The task ::
It is required that all of the data be written out exactly.

--

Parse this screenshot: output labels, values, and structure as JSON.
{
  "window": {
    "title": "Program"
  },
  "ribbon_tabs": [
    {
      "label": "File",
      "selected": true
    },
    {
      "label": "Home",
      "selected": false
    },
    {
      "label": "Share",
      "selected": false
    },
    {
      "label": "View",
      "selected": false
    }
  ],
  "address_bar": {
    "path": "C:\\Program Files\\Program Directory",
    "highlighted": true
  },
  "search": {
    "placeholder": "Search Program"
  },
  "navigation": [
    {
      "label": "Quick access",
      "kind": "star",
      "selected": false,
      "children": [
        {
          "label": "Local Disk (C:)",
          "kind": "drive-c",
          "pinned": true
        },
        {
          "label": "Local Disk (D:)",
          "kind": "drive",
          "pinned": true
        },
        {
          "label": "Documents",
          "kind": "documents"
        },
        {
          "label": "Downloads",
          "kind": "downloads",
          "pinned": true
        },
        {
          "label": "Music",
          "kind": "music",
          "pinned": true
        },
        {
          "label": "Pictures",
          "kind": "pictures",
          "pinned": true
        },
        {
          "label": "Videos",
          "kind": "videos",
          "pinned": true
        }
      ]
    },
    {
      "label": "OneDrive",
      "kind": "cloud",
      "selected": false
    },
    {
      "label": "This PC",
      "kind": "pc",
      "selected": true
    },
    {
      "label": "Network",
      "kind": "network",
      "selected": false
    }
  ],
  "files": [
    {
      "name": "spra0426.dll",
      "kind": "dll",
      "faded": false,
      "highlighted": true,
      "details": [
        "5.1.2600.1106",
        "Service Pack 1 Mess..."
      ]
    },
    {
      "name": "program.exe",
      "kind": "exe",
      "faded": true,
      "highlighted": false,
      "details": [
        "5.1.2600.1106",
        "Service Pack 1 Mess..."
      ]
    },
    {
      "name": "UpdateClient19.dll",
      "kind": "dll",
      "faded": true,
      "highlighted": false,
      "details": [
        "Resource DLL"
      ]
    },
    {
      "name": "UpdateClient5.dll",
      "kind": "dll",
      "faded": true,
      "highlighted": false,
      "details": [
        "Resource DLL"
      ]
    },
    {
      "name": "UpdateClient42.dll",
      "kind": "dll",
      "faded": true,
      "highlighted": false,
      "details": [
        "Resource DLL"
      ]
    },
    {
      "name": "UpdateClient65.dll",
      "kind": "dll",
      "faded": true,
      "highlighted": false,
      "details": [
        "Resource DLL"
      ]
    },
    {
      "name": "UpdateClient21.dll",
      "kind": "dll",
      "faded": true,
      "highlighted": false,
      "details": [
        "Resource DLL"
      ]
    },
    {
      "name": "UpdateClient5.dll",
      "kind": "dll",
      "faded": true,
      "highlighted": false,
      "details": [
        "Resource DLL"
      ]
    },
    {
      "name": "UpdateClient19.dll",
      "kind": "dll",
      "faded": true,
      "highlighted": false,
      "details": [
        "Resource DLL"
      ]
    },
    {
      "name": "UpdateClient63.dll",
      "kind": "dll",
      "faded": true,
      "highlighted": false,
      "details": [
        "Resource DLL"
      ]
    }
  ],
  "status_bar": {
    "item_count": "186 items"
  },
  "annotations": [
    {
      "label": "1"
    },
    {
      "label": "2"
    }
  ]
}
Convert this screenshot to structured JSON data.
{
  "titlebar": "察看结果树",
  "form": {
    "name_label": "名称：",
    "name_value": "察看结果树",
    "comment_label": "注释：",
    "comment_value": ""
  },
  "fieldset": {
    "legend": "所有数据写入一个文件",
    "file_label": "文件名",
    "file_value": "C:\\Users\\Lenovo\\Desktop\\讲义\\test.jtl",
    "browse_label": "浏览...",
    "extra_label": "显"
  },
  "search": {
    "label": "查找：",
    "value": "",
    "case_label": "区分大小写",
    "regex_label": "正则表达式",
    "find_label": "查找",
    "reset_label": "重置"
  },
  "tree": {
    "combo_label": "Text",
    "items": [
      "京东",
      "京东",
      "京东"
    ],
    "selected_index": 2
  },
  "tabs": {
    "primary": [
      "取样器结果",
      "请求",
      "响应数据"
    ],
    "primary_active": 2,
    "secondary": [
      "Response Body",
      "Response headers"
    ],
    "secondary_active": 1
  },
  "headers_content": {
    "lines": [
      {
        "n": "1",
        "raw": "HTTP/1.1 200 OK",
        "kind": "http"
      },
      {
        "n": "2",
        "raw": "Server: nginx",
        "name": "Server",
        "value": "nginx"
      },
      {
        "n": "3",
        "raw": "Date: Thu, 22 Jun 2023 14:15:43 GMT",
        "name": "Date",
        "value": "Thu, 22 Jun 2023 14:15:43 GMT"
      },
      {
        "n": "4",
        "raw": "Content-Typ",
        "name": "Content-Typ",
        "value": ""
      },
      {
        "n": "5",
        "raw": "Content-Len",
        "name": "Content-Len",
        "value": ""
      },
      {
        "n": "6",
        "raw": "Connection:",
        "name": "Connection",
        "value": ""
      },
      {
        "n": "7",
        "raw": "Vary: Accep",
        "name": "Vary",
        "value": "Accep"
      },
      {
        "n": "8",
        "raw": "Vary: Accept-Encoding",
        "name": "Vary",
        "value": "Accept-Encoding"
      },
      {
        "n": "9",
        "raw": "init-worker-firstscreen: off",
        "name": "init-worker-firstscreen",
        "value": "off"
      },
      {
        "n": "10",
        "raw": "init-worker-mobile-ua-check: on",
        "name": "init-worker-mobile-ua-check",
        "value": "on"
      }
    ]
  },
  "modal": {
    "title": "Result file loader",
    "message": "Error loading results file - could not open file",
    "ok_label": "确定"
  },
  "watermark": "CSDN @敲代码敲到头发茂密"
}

--

Answer in full ::
Parse this screenshot: output labels, values, and structure as JSON.
{
  "window": {
    "title": "Program"
  },
  "ribbon_tabs": [
    {
      "label": "File",
      "selected": true
    },
    {
      "label": "Home",
      "selected": false
    },
    {
      "label": "Share",
      "selected": false
    },
    {
      "label": "View",
      "selected": false
    }
  ],
  "address_bar": {
    "path": "C:\\Program Files\\Program Directory",
    "highlighted": true
  },
  "search": {
    "placeholder": "Search Program"
  },
  "navigation": [
    {
      "label": "Quick access",
      "kind": "star",
      "selected": false,
      "children": [
        {
          "label": "Local Disk (C:)",
          "kind": "drive-c",
          "pinned": true
        },
        {
          "label": "Local Disk (D:)",
          "kind": "drive",
          "pinned": true
        },
        {
          "label": "Documents",
          "kind": "documents"
        },
        {
          "label": "Downloads",
          "kind": "downloads",
          "pinned": true
        },
        {
          "label": "Music",
          "kind": "music",
          "pinned": true
        },
        {
          "label": "Pictures",
          "kind": "pictures",
          "pinned": true
        },
        {
          "label": "Videos",
          "kind": "videos",
          "pinned": true
        }
      ]
    },
    {
      "label": "OneDrive",
      "kind": "cloud",
      "selected": false
    },
    {
      "label": "This PC",
      "kind": "pc",
      "selected": true
    },
    {
      "label": "Network",
      "kind": "network",
      "selected": false
    }
  ],
  "files": [
    {
      "name": "spra0426.dll",
      "kind": "dll",
      "faded": false,
      "highlighted": true,
      "details": [
        "5.1.2600.1106",
        "Service Pack 1 Mess..."
      ]
    },
    {
      "name": "program.exe",
      "kind": "exe",
      "faded": true,
      "highlighted": false,
      "details": [
        "5.1.2600.1106",
        "Service Pack 1 Mess..."
      ]
    },
    {
      "name": "UpdateClient19.dll",
      "kind": "dll",
      "faded": true,
      "highlighted": false,
      "details": [
        "Resource DLL"
      ]
    },
    {
      "name": "UpdateClient5.dll",
      "kind": "dll",
      "faded": true,
      "highlighted": false,
      "details": [
        "Resource DLL"
      ]
    },
    {
      "name": "UpdateClient42.dll",
      "kind": "dll",
      "faded": true,
      "highlighted": false,
      "details": [
        "Resource DLL"
      ]
    },
    {
      "name": "UpdateClient65.dll",
      "kind": "dll",
      "faded": true,
      "highlighted": false,
      "details": [
        "Resource DLL"
      ]
    },
    {
      "name": "UpdateClient21.dll",
      "kind": "dll",
      "faded": true,
      "highlighted": false,
      "details": [
        "Resource DLL"
      ]
    },
    {
      "name": "UpdateClient5.dll",
      "kind": "dll",
      "faded": true,
      "highlighted": false,
      "details": [
        "Resource DLL"
      ]
    },
    {
      "name": "UpdateClient19.dll",
      "kind": "dll",
      "faded": true,
      "highlighted": false,
      "details": [
        "Resource DLL"
      ]
    },
    {
      "name": "UpdateClient63.dll",
      "kind": "dll",
      "faded": true,
      "highlighted": false,
      "details": [
        "Resource DLL"
      ]
    }
  ],
  "status_bar": {
    "item_count": "186 items"
  },
  "annotations": [
    {
      "label": "1"
    },
    {
      "label": "2"
    }
  ]
}
Convert this screenshot to structured JSON data.
{
  "titlebar": "察看结果树",
  "form": {
    "name_label": "名称：",
    "name_value": "察看结果树",
    "comment_label": "注释：",
    "comment_value": ""
  },
  "fieldset": {
    "legend": "所有数据写入一个文件",
    "file_label": "文件名",
    "file_value": "C:\\Users\\Lenovo\\Desktop\\讲义\\test.jtl",
    "browse_label": "浏览...",
    "extra_label": "显"
  },
  "search": {
    "label": "查找：",
    "value": "",
    "case_label": "区分大小写",
    "regex_label": "正则表达式",
    "find_label": "查找",
    "reset_label": "重置"
  },
  "tree": {
    "combo_label": "Text",
    "items": [
      "京东",
      "京东",
      "京东"
    ],
    "selected_index": 2
  },
  "tabs": {
    "primary": [
      "取样器结果",
      "请求",
      "响应数据"
    ],
    "primary_active": 2,
    "secondary": [
      "Response Body",
      "Response headers"
    ],
    "secondary_active": 1
  },
  "headers_content": {
    "lines": [
      {
        "n": "1",
        "raw": "HTTP/1.1 200 OK",
        "kind": "http"
      },
      {
        "n": "2",
        "raw": "Server: nginx",
        "name": "Server",
        "value": "nginx"
      },
      {
        "n": "3",
        "raw": "Date: Thu, 22 Jun 2023 14:15:43 GMT",
        "name": "Date",
        "value": "Thu, 22 Jun 2023 14:15:43 GMT"
      },
      {
        "n": "4",
        "raw": "Content-Typ",
        "name": "Content-Typ",
        "value": ""
      },
      {
        "n": "5",
        "raw": "Content-Len",
        "name": "Content-Len",
        "value": ""
      },
      {
        "n": "6",
        "raw": "Connection:",
        "name": "Connection",
        "value": ""
      },
      {
        "n": "7",
        "raw": "Vary: Accep",
        "name": "Vary",
        "value": "Accep"
      },
      {
        "n": "8",
        "raw": "Vary: Accept-Encoding",
        "name": "Vary",
        "value": "Accept-Encoding"
      },
      {
        "n": "9",
        "raw": "init-worker-firstscreen: off",
        "name": "init-worker-firstscreen",
        "value": "off"
      },
      {
        "n": "10",
        "raw": "init-worker-mobile-ua-check: on",
        "name": "init-worker-mobile-ua-check",
        "value": "on"
      }
    ]
  },
  "modal": {
    "title": "Result file loader",
    "message": "Error loading results file - could not open file",
    "ok_label": "确定"
  },
  "watermark": "CSDN @敲代码敲到头发茂密"
}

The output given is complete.